[Stated task]
Pull every "title" line out of the data below.

** START OF Data listing **

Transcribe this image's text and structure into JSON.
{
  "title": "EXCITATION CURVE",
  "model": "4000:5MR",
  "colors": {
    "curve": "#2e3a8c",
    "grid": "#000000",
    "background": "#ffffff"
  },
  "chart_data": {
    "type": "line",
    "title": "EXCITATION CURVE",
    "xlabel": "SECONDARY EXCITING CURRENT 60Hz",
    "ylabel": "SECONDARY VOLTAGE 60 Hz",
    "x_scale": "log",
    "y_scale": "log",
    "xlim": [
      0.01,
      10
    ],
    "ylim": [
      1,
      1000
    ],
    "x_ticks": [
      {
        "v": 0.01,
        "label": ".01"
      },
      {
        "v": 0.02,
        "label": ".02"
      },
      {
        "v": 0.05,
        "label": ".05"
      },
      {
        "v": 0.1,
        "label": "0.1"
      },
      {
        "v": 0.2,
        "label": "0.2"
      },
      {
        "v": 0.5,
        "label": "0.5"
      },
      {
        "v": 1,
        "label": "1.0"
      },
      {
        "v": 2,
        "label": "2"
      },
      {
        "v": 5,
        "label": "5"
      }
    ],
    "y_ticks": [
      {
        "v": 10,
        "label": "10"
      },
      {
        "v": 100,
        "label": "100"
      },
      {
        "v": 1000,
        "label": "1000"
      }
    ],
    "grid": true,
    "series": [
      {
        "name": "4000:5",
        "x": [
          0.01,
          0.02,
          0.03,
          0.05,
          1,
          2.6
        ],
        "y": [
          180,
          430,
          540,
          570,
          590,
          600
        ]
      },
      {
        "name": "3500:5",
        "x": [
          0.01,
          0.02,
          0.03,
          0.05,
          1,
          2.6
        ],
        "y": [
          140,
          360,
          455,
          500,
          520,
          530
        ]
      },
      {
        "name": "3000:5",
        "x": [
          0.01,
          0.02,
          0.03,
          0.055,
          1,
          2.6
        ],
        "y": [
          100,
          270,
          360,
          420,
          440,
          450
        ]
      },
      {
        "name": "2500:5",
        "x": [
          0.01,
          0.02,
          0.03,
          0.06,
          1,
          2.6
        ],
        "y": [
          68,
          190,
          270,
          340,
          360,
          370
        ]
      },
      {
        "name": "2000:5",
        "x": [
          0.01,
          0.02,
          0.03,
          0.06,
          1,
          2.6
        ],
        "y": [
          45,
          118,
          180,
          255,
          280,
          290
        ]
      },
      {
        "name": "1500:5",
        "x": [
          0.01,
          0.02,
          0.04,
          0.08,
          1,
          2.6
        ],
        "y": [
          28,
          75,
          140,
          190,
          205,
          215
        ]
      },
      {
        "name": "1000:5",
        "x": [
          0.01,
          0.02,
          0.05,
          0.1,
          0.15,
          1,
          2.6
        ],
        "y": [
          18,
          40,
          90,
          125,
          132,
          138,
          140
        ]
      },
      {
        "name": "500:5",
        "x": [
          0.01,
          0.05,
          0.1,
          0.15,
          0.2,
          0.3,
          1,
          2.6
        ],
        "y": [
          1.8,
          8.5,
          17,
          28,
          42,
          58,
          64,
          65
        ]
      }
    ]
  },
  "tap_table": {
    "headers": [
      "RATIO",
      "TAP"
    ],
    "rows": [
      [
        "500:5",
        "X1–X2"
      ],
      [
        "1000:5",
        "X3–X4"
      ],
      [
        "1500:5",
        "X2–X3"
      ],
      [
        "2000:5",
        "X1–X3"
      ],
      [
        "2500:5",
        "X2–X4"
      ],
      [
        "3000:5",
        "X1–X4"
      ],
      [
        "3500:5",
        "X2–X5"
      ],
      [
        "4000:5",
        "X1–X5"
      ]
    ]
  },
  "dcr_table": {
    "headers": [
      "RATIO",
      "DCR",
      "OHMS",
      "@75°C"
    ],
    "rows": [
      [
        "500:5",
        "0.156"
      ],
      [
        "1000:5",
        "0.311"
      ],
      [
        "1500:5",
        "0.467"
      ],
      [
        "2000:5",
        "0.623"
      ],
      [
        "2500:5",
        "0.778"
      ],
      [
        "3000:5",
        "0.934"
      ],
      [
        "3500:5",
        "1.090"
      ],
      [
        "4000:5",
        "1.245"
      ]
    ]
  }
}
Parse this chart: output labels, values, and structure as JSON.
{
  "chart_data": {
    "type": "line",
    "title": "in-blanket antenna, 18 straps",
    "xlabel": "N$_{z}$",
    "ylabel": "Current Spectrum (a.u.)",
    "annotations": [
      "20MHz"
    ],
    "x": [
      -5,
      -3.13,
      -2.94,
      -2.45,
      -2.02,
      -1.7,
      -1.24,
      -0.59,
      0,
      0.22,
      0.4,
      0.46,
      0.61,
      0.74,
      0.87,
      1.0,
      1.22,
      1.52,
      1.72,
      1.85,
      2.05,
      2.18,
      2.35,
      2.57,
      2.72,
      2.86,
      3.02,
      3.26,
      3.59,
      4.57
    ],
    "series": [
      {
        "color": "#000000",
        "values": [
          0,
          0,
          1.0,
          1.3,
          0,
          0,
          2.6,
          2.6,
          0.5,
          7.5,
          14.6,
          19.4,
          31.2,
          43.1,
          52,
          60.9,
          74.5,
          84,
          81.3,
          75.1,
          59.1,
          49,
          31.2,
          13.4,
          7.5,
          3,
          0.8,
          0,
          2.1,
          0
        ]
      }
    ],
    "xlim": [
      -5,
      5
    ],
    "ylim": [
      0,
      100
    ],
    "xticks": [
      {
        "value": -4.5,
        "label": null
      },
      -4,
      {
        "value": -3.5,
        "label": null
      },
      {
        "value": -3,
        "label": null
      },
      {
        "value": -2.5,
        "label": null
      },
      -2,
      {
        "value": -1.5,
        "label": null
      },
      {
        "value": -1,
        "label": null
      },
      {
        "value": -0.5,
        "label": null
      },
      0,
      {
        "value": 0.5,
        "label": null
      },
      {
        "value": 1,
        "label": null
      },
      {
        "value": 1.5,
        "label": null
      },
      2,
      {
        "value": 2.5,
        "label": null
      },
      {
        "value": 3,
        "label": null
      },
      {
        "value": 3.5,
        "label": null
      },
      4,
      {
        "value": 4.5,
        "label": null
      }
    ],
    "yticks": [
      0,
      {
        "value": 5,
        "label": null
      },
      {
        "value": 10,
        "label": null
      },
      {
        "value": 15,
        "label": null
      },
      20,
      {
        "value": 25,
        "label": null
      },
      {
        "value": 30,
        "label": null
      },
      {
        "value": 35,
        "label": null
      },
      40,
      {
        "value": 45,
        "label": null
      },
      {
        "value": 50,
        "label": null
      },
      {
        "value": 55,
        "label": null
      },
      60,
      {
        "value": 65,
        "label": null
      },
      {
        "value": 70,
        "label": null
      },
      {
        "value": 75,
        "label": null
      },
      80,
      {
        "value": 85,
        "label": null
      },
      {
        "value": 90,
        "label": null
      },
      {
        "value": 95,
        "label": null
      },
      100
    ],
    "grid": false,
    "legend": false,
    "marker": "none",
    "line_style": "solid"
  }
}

** END OF Data listing **

[Answer]
  "title": "EXCITATION CURVE",
    "title": "EXCITATION CURVE",
    "title": "in-blanket antenna, 18 straps",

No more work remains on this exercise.